▶ Required work
Go through the lines below. Copy those with "image".

= = = =

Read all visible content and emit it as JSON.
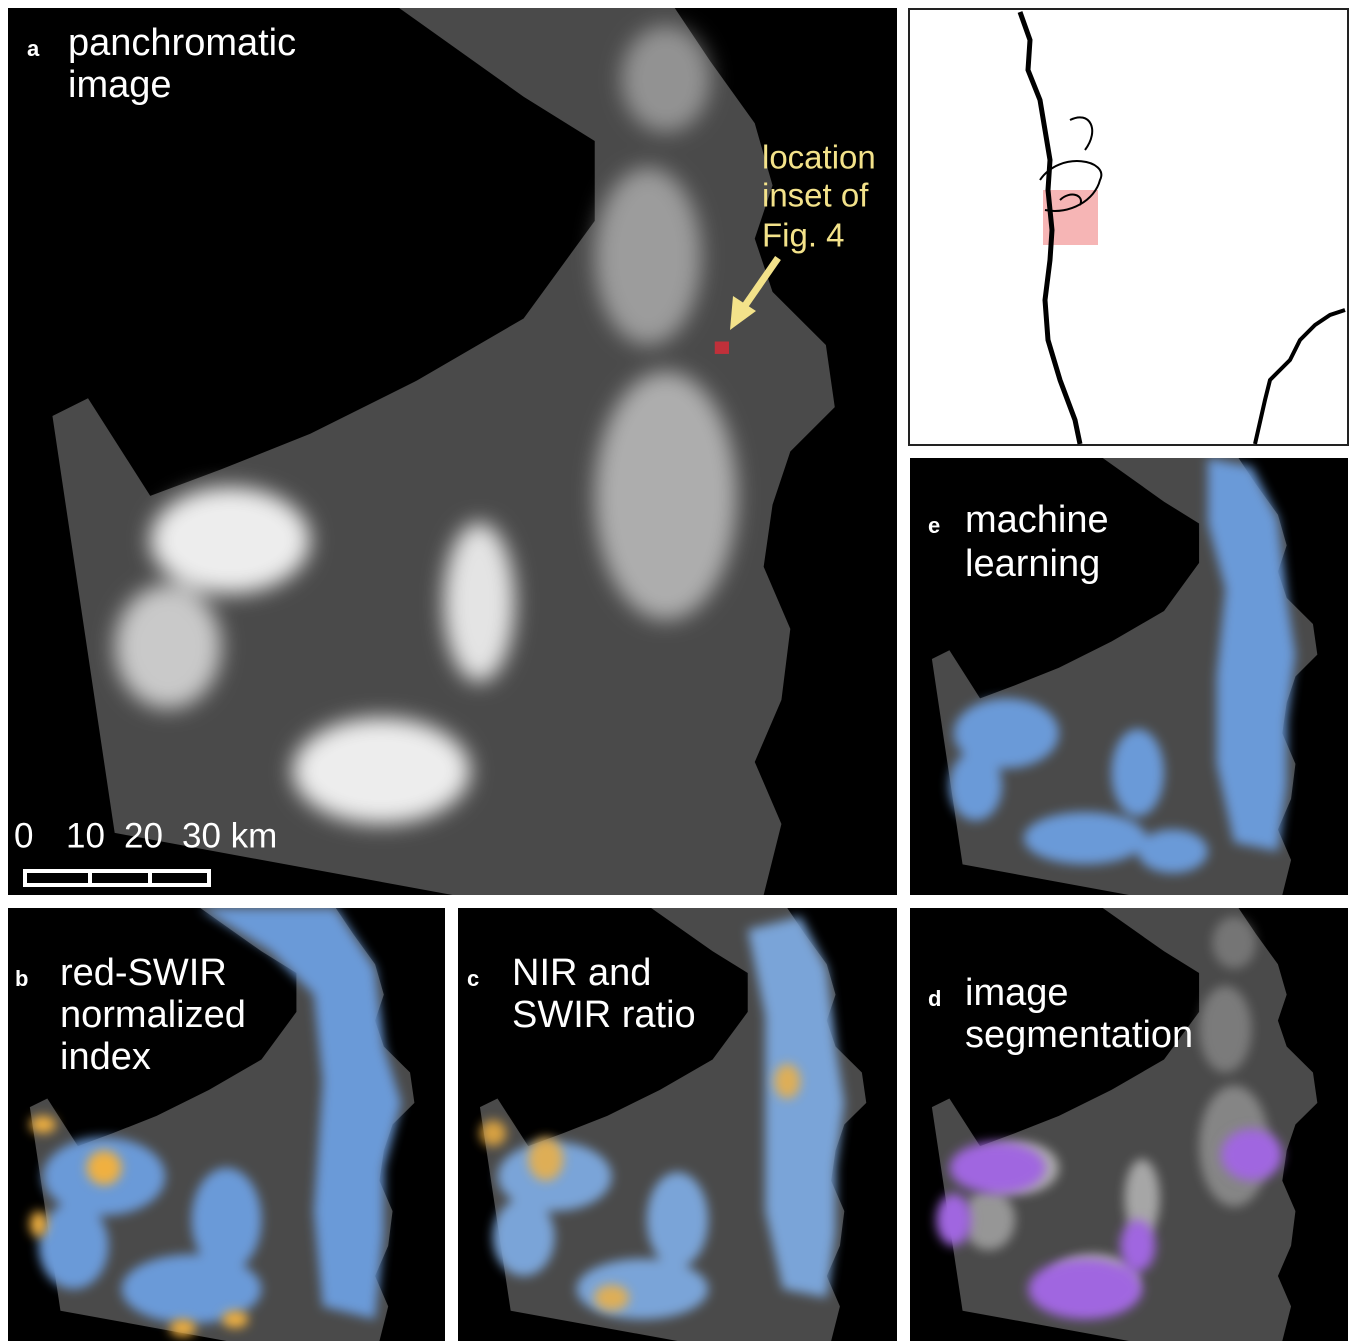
{
  "panels": [
    {
      "letter": "a",
      "title_lines": [
        "panchromatic",
        "image"
      ]
    },
    {
      "letter": "b",
      "title_lines": [
        "red-SWIR",
        "normalized",
        "index"
      ]
    },
    {
      "letter": "c",
      "title_lines": [
        "NIR and",
        "SWIR ratio"
      ]
    },
    {
      "letter": "d",
      "title_lines": [
        "image",
        "segmentation"
      ]
    },
    {
      "letter": "e",
      "title_lines": [
        "machine",
        "learning"
      ]
    }
  ],
  "annotation": {
    "lines": [
      "location",
      "inset of",
      "Fig. 4"
    ]
  },
  "scale_bar": {
    "labels": [
      "0",
      "10",
      "20",
      "30 km"
    ]
  }
}
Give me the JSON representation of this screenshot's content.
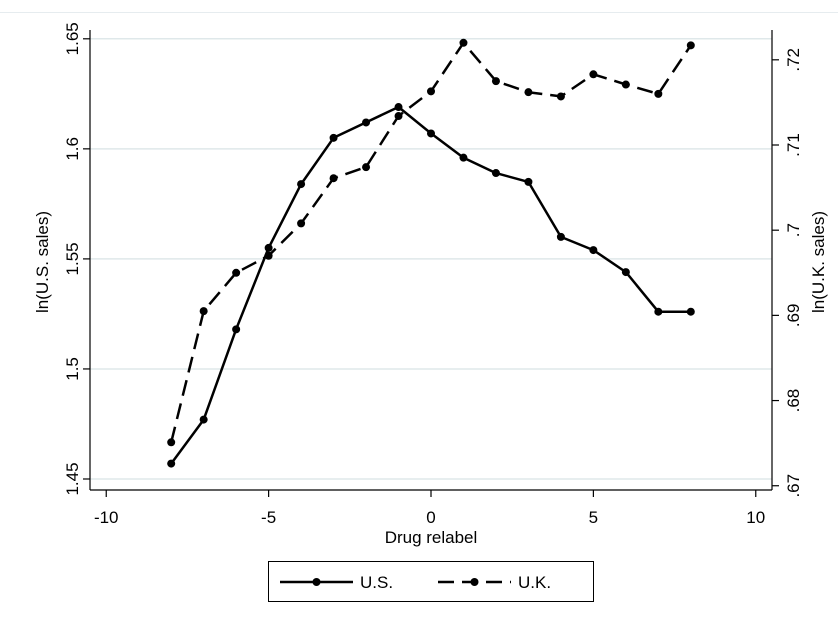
{
  "chart_data": {
    "type": "line",
    "xlabel": "Drug relabel",
    "ylabel_left": "ln(U.S. sales)",
    "ylabel_right": "ln(U.K. sales)",
    "xlim": [
      -10.5,
      10.5
    ],
    "ylim_left": [
      1.445,
      1.654
    ],
    "ylim_right": [
      0.6695,
      0.7235
    ],
    "x_ticks": [
      -10,
      -5,
      0,
      5,
      10
    ],
    "x_tick_labels": [
      "-10",
      "-5",
      "0",
      "5",
      "10"
    ],
    "y_left_ticks": [
      1.45,
      1.5,
      1.55,
      1.6,
      1.65
    ],
    "y_left_tick_labels": [
      "1.45",
      "1.5",
      "1.55",
      "1.6",
      "1.65"
    ],
    "y_right_ticks": [
      0.67,
      0.68,
      0.69,
      0.7,
      0.71,
      0.72
    ],
    "y_right_tick_labels": [
      ".67",
      ".68",
      ".69",
      ".7",
      ".71",
      ".72"
    ],
    "grid": true,
    "legend_position": "bottom",
    "series": [
      {
        "name": "U.S.",
        "axis": "left",
        "style": "solid",
        "color": "#000000",
        "x": [
          -8,
          -7,
          -6,
          -5,
          -4,
          -3,
          -2,
          -1,
          0,
          1,
          2,
          3,
          4,
          5,
          6,
          7,
          8
        ],
        "values": [
          1.457,
          1.477,
          1.518,
          1.555,
          1.584,
          1.605,
          1.612,
          1.619,
          1.607,
          1.596,
          1.589,
          1.585,
          1.56,
          1.554,
          1.544,
          1.526,
          1.526
        ]
      },
      {
        "name": "U.K.",
        "axis": "right",
        "style": "dashed",
        "color": "#000000",
        "x": [
          -8,
          -7,
          -6,
          -5,
          -4,
          -3,
          -2,
          -1,
          0,
          1,
          2,
          3,
          4,
          5,
          6,
          7,
          8
        ],
        "values": [
          0.6751,
          0.6905,
          0.695,
          0.697,
          0.7008,
          0.7061,
          0.7074,
          0.7134,
          0.7163,
          0.722,
          0.7175,
          0.7162,
          0.7157,
          0.7183,
          0.7171,
          0.716,
          0.7217
        ]
      }
    ]
  }
}
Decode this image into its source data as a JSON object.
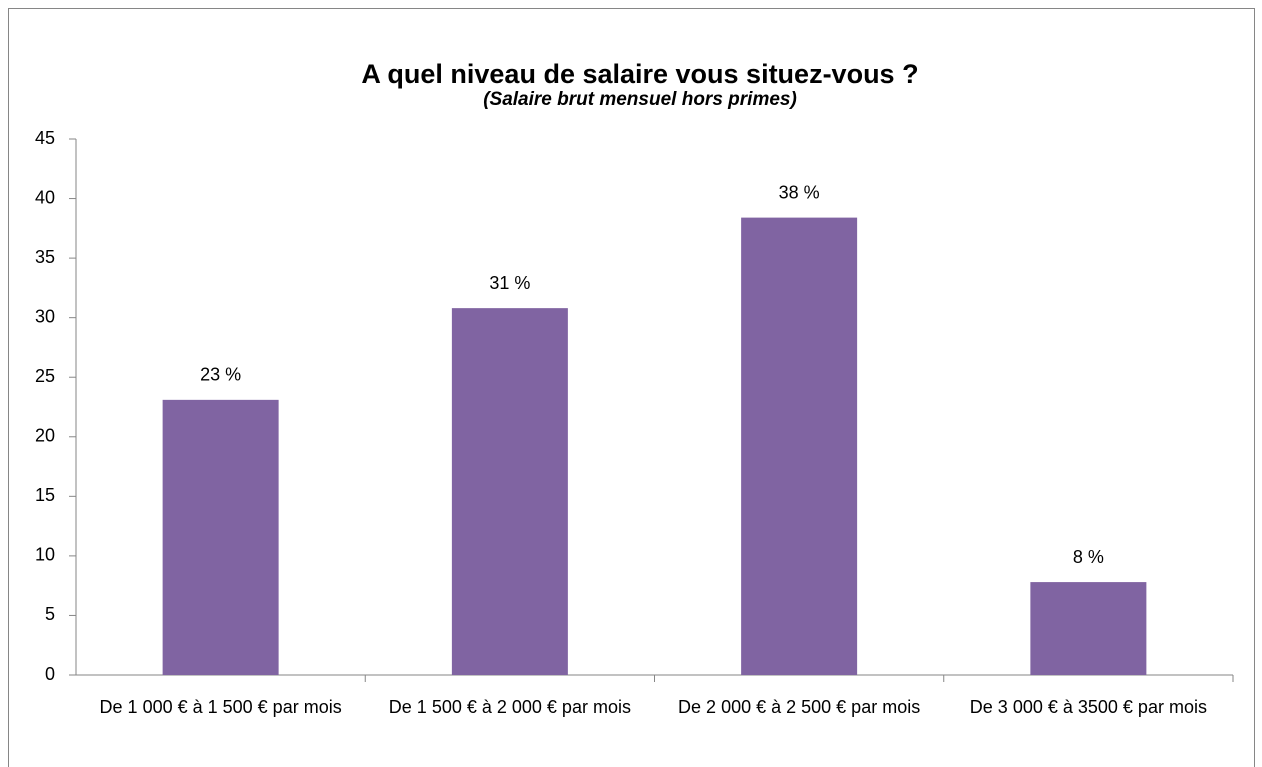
{
  "chart_data": {
    "type": "bar",
    "title": "A quel niveau de salaire vous situez-vous ?",
    "subtitle": "(Salaire brut mensuel hors primes)",
    "categories": [
      "De 1 000 € à 1 500 € par mois",
      "De 1 500 € à 2 000 € par mois",
      "De 2 000 € à 2 500 € par mois",
      "De 3 000 € à 3500 € par mois"
    ],
    "values": [
      23.1,
      30.8,
      38.4,
      7.8
    ],
    "value_labels": [
      "23 %",
      "31 %",
      "38 %",
      "8 %"
    ],
    "color": "#8064a2",
    "ylim": [
      0,
      45
    ],
    "yticks": [
      0,
      5,
      10,
      15,
      20,
      25,
      30,
      35,
      40,
      45
    ],
    "grid": false
  }
}
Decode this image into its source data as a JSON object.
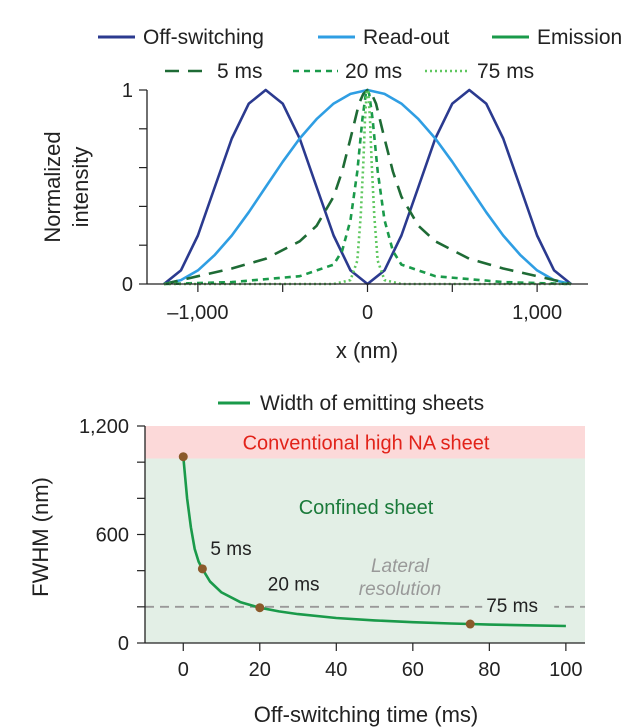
{
  "chart_data": [
    {
      "type": "line",
      "xlabel": "x (nm)",
      "ylabel_lines": [
        "Normalized",
        "intensity"
      ],
      "xlim": [
        -1300,
        1300
      ],
      "ylim": [
        0,
        1
      ],
      "x_ticks": [
        -1000,
        0,
        1000
      ],
      "x_tick_labels": [
        "–1,000",
        "0",
        "1,000"
      ],
      "y_ticks": [
        0,
        1
      ],
      "y_tick_labels": [
        "0",
        "1"
      ],
      "legend_row1": [
        {
          "name": "Off-switching",
          "color": "#2b3a8f",
          "dash": "solid"
        },
        {
          "name": "Read-out",
          "color": "#2f9ee3",
          "dash": "solid"
        },
        {
          "name": "Emission",
          "color": "#1a9a4a",
          "dash": "solid"
        }
      ],
      "legend_row2": [
        {
          "name": "5 ms",
          "color": "#1e6b35",
          "dash": "long"
        },
        {
          "name": "20 ms",
          "color": "#1a9a4a",
          "dash": "medium"
        },
        {
          "name": "75 ms",
          "color": "#5fc75f",
          "dash": "dot"
        }
      ],
      "series": [
        {
          "name": "Off-switching",
          "color": "#2b3a8f",
          "x": [
            -1200,
            -1100,
            -1000,
            -900,
            -800,
            -700,
            -600,
            -500,
            -400,
            -300,
            -200,
            -100,
            0,
            100,
            200,
            300,
            400,
            500,
            600,
            700,
            800,
            900,
            1000,
            1100,
            1200
          ],
          "y": [
            0,
            0.07,
            0.25,
            0.5,
            0.75,
            0.93,
            1,
            0.93,
            0.75,
            0.5,
            0.25,
            0.07,
            0,
            0.07,
            0.25,
            0.5,
            0.75,
            0.93,
            1,
            0.93,
            0.75,
            0.5,
            0.25,
            0.07,
            0
          ]
        },
        {
          "name": "Read-out",
          "color": "#2f9ee3",
          "x": [
            -1200,
            -1100,
            -1000,
            -900,
            -800,
            -700,
            -600,
            -500,
            -400,
            -300,
            -200,
            -100,
            0,
            100,
            200,
            300,
            400,
            500,
            600,
            700,
            800,
            900,
            1000,
            1100,
            1200
          ],
          "y": [
            0,
            0.02,
            0.07,
            0.15,
            0.25,
            0.37,
            0.5,
            0.63,
            0.75,
            0.85,
            0.93,
            0.98,
            1,
            0.98,
            0.93,
            0.85,
            0.75,
            0.63,
            0.5,
            0.37,
            0.25,
            0.15,
            0.07,
            0.02,
            0
          ]
        },
        {
          "name": "5 ms",
          "color": "#1e6b35",
          "x": [
            -1200,
            -1000,
            -800,
            -600,
            -400,
            -300,
            -200,
            -150,
            -100,
            -50,
            -25,
            0,
            25,
            50,
            100,
            150,
            200,
            300,
            400,
            600,
            800,
            1000,
            1200
          ],
          "y": [
            0,
            0.04,
            0.08,
            0.13,
            0.22,
            0.3,
            0.45,
            0.58,
            0.75,
            0.93,
            0.98,
            1,
            0.98,
            0.93,
            0.75,
            0.58,
            0.45,
            0.3,
            0.22,
            0.13,
            0.08,
            0.04,
            0
          ]
        },
        {
          "name": "20 ms",
          "color": "#1a9a4a",
          "x": [
            -1200,
            -800,
            -400,
            -200,
            -150,
            -100,
            -60,
            -30,
            -10,
            0,
            10,
            30,
            60,
            100,
            150,
            200,
            400,
            800,
            1200
          ],
          "y": [
            0,
            0.01,
            0.04,
            0.1,
            0.17,
            0.33,
            0.58,
            0.85,
            0.98,
            1,
            0.98,
            0.85,
            0.58,
            0.33,
            0.17,
            0.1,
            0.04,
            0.01,
            0
          ]
        },
        {
          "name": "75 ms",
          "color": "#5fc75f",
          "x": [
            -1200,
            -200,
            -100,
            -60,
            -40,
            -25,
            -15,
            -5,
            0,
            5,
            15,
            25,
            40,
            60,
            100,
            200,
            1200
          ],
          "y": [
            0,
            0,
            0.02,
            0.12,
            0.35,
            0.62,
            0.85,
            0.99,
            1,
            0.99,
            0.85,
            0.62,
            0.35,
            0.12,
            0.02,
            0,
            0
          ]
        }
      ]
    },
    {
      "type": "line",
      "xlabel": "Off-switching time (ms)",
      "ylabel": "FWHM (nm)",
      "xlim": [
        -10,
        105
      ],
      "ylim": [
        0,
        1200
      ],
      "x_ticks": [
        0,
        20,
        40,
        60,
        80,
        100
      ],
      "x_tick_labels": [
        "0",
        "20",
        "40",
        "60",
        "80",
        "100"
      ],
      "y_ticks": [
        0,
        600,
        1200
      ],
      "y_tick_labels": [
        "0",
        "600",
        "1,200"
      ],
      "y_minor_ticks": [
        200,
        400,
        800,
        1000
      ],
      "legend": [
        {
          "name": "Width of emitting sheets",
          "color": "#1a9a4a"
        }
      ],
      "regions": [
        {
          "label": "Conventional high NA sheet",
          "y_from": 1020,
          "y_to": 1200,
          "fill": "#fcd9d9",
          "text_color": "#e2231a"
        },
        {
          "label": "Confined sheet",
          "y_from": 0,
          "y_to": 1020,
          "fill": "#e3efe6",
          "text_color": "#1a7a3a"
        }
      ],
      "reference_line": {
        "label": "Lateral resolution",
        "y": 200,
        "color": "#999999"
      },
      "series": [
        {
          "name": "Width of emitting sheets",
          "color": "#1a9a4a",
          "x": [
            0,
            1,
            2,
            3,
            4,
            5,
            7,
            10,
            15,
            20,
            25,
            30,
            40,
            50,
            60,
            70,
            75,
            80,
            90,
            100
          ],
          "y": [
            1030,
            800,
            640,
            520,
            450,
            410,
            340,
            280,
            225,
            195,
            175,
            160,
            138,
            125,
            115,
            108,
            105,
            102,
            98,
            94
          ]
        }
      ],
      "points": [
        {
          "x": 0,
          "y": 1030,
          "label": ""
        },
        {
          "x": 5,
          "y": 410,
          "label": "5 ms"
        },
        {
          "x": 20,
          "y": 195,
          "label": "20 ms"
        },
        {
          "x": 75,
          "y": 105,
          "label": "75 ms"
        }
      ],
      "point_color": "#8b5a2b"
    }
  ]
}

= = = =

▶ Reply
        "image"
        "image",
Decode this image into its source data as a JSON object.
Decode this image into its source data as a JSON object.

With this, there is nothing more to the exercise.